* _Task brief_:
Reproduce every line of the records that follow verbatim, leaving out the pictures.

--------------------------------------------------

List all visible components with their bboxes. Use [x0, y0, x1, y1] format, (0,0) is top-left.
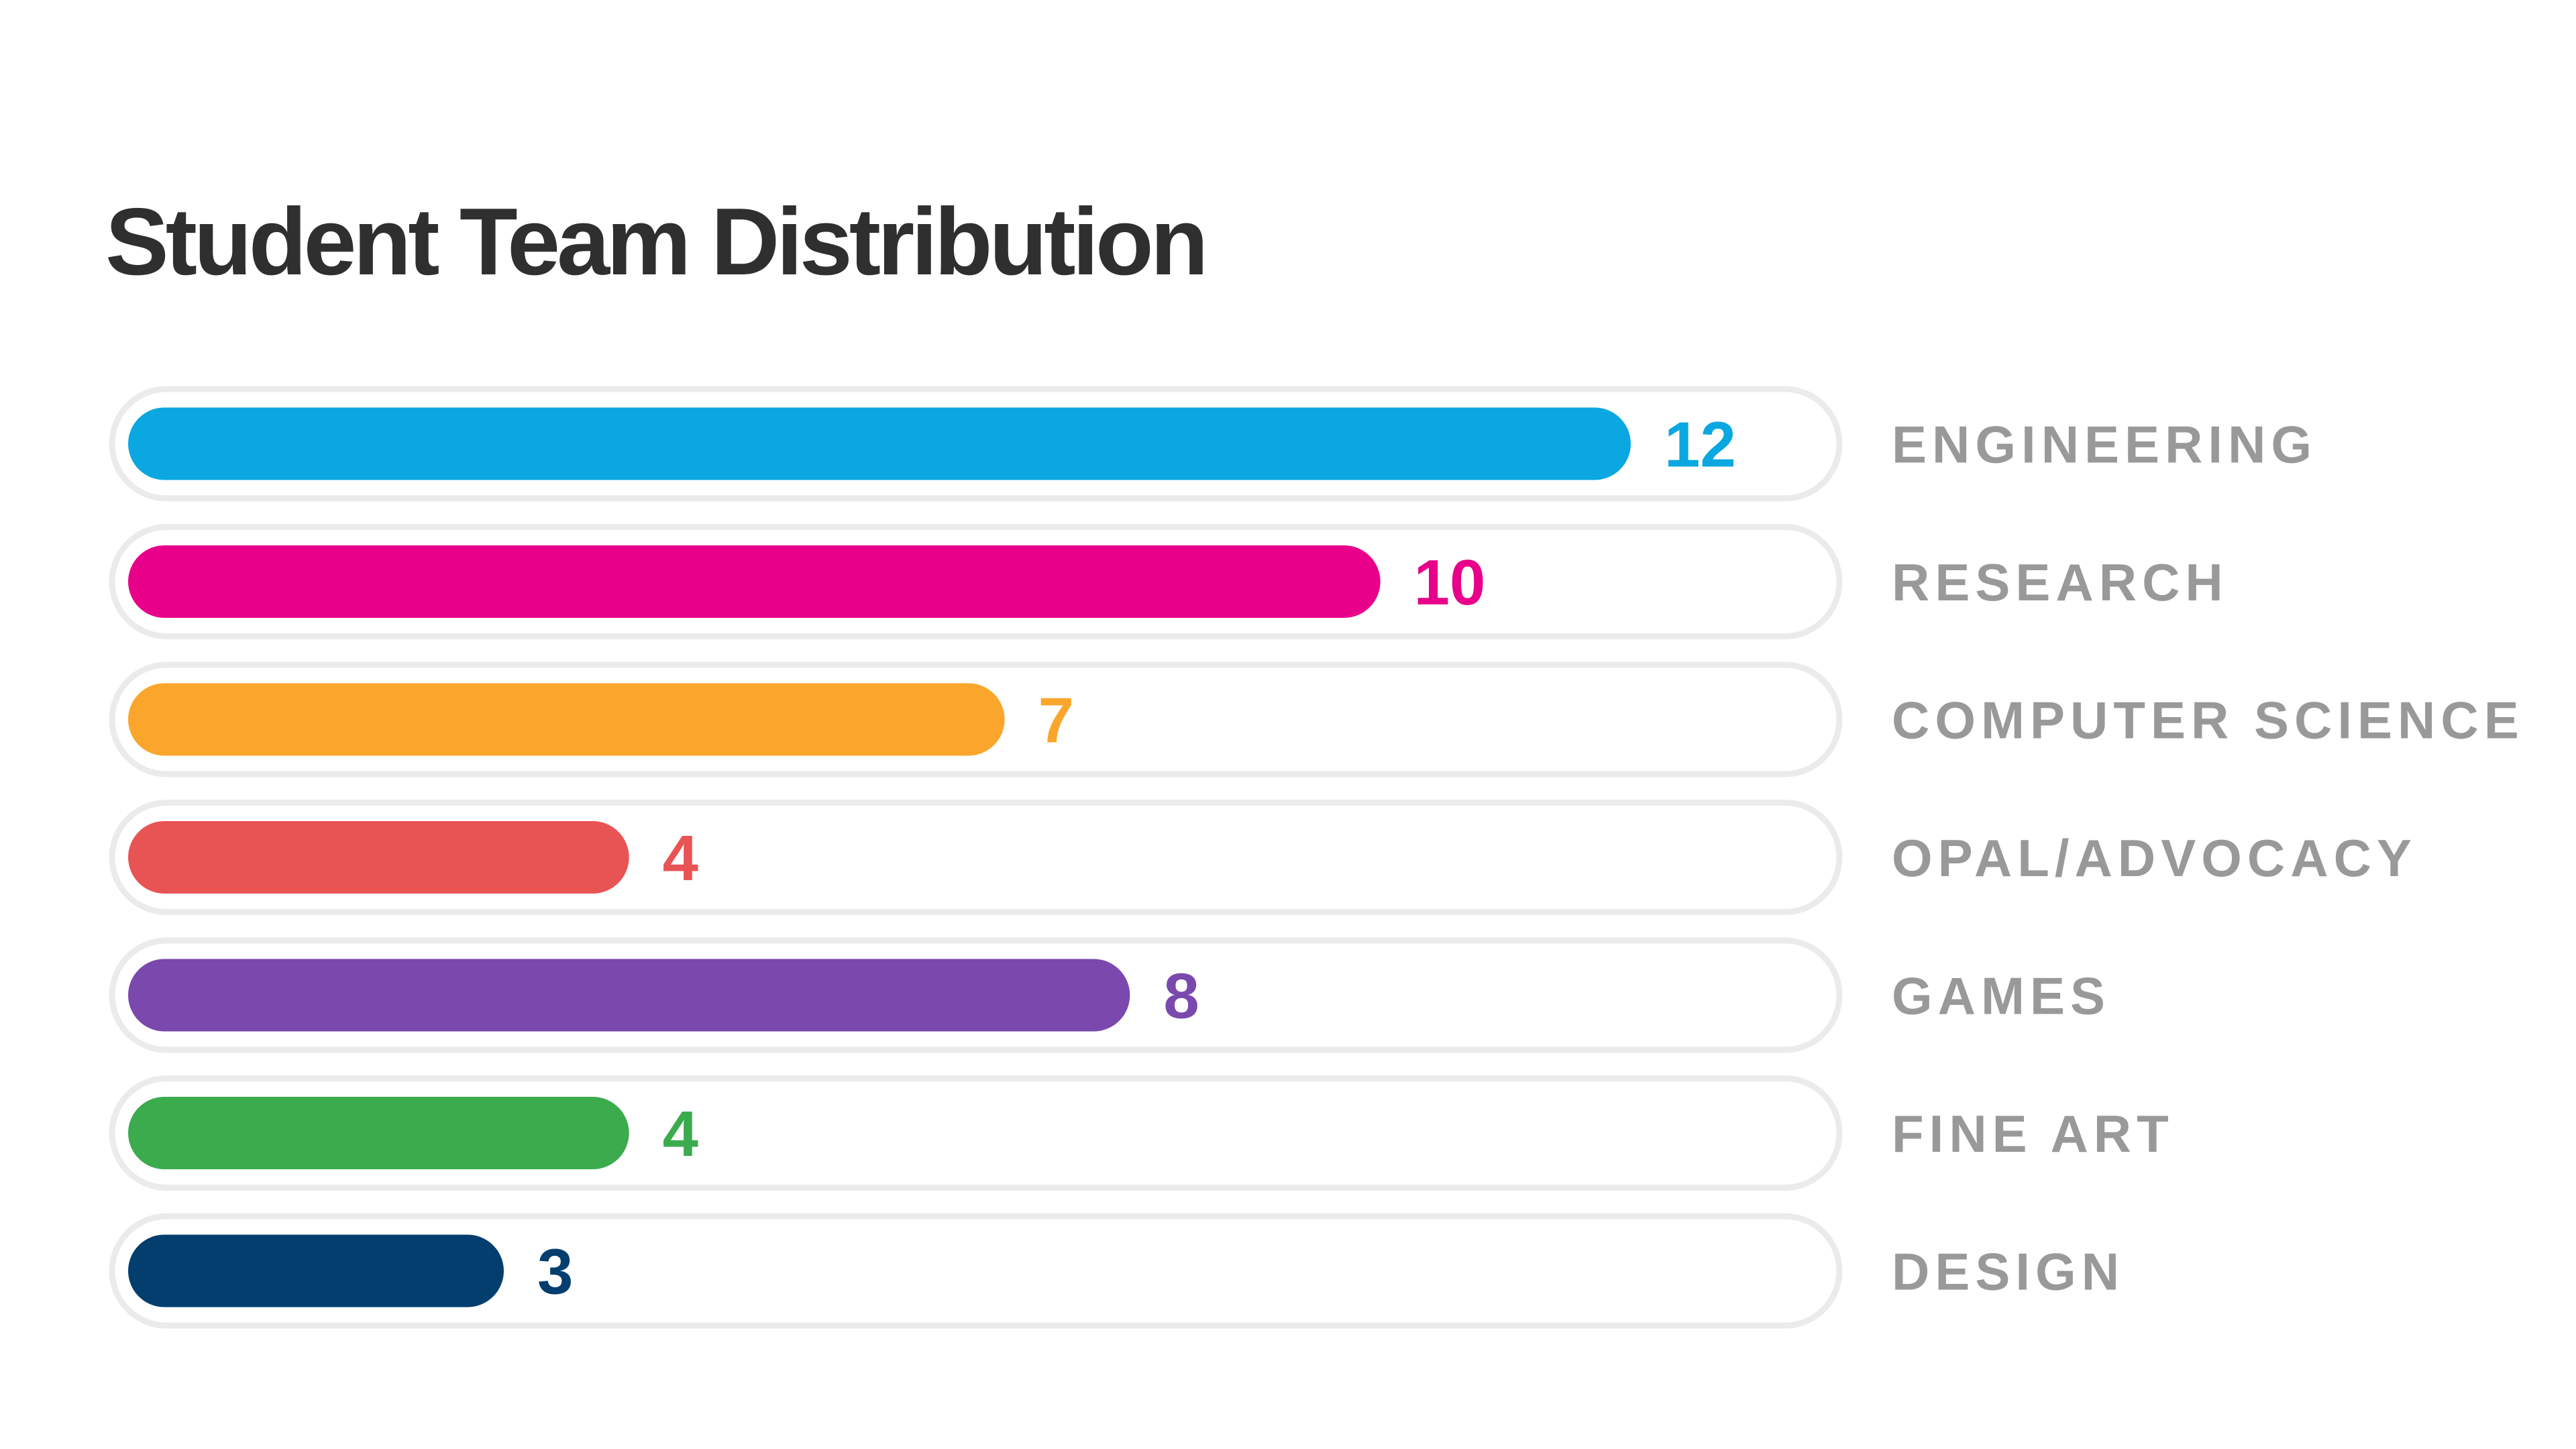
- bar-value-label: 4: [663, 822, 698, 894]
- bar-row: 4 OPAL/ADVOCACY: [109, 800, 2417, 915]
- category-label: RESEARCH: [1892, 553, 2229, 612]
- category-label: OPAL/ADVOCACY: [1892, 828, 2417, 888]
- bar-value-label: 10: [1414, 547, 1486, 619]
- bar-row: 8 GAMES: [109, 937, 2110, 1053]
- bar-value-label: 4: [663, 1098, 698, 1170]
- bar: [128, 821, 629, 894]
- category-label: GAMES: [1892, 967, 2110, 1026]
- bar-value-label: 3: [537, 1236, 573, 1308]
- bar-row: 7 COMPUTER SCIENCE: [109, 661, 2524, 777]
- bar: [128, 683, 1005, 756]
- bar-row: 12 ENGINEERING: [109, 386, 2317, 502]
- bar-row: 4 FINE ART: [109, 1075, 2174, 1191]
- chart-title: Student Team Distribution: [105, 189, 1208, 295]
- bar: [128, 959, 1130, 1032]
- category-label: FINE ART: [1892, 1104, 2174, 1163]
- bar: [128, 1097, 629, 1169]
- category-label: ENGINEERING: [1892, 415, 2317, 474]
- bar: [128, 407, 1631, 480]
- category-label: COMPUTER SCIENCE: [1892, 691, 2524, 750]
- bar: [128, 1234, 504, 1307]
- category-label: DESIGN: [1892, 1242, 2125, 1301]
- bar-value-label: 7: [1038, 685, 1074, 757]
- bar: [128, 545, 1381, 618]
- bar-row: 3 DESIGN: [109, 1213, 2125, 1329]
- bar-value-label: 8: [1163, 961, 1199, 1032]
- bar-track: [109, 1213, 1843, 1329]
- bar-row: 10 RESEARCH: [109, 524, 2229, 639]
- bar-value-label: 12: [1664, 409, 1736, 481]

--------------------------------------------------

* _Exercise solution_:
List all visible components with their bboxes. Use [x0, y0, x1, y1] format, (0,0) is top-left.
- bar-value-label: 4: [663, 822, 698, 894]
- bar-row: 4 OPAL/ADVOCACY: [109, 800, 2417, 915]
- category-label: RESEARCH: [1892, 553, 2229, 612]
- category-label: OPAL/ADVOCACY: [1892, 828, 2417, 888]
- bar-value-label: 10: [1414, 547, 1486, 619]
- bar-row: 8 GAMES: [109, 937, 2110, 1053]
- bar-value-label: 4: [663, 1098, 698, 1170]
- bar: [128, 821, 629, 894]
- category-label: GAMES: [1892, 967, 2110, 1026]
- bar-value-label: 3: [537, 1236, 573, 1308]
- bar-row: 7 COMPUTER SCIENCE: [109, 661, 2524, 777]
- bar: [128, 683, 1005, 756]
- bar-row: 12 ENGINEERING: [109, 386, 2317, 502]
- bar-row: 4 FINE ART: [109, 1075, 2174, 1191]
- chart-title: Student Team Distribution: [105, 189, 1208, 295]
- bar: [128, 959, 1130, 1032]
- category-label: FINE ART: [1892, 1104, 2174, 1163]
- bar: [128, 1097, 629, 1169]
- category-label: ENGINEERING: [1892, 415, 2317, 474]
- bar: [128, 407, 1631, 480]
- category-label: COMPUTER SCIENCE: [1892, 691, 2524, 750]
- bar: [128, 1234, 504, 1307]
- category-label: DESIGN: [1892, 1242, 2125, 1301]
- bar-value-label: 7: [1038, 685, 1074, 757]
- bar: [128, 545, 1381, 618]
- bar-row: 3 DESIGN: [109, 1213, 2125, 1329]
- bar-value-label: 8: [1163, 961, 1199, 1032]
- bar-track: [109, 1213, 1843, 1329]
- bar-row: 10 RESEARCH: [109, 524, 2229, 639]
- bar-value-label: 12: [1664, 409, 1736, 481]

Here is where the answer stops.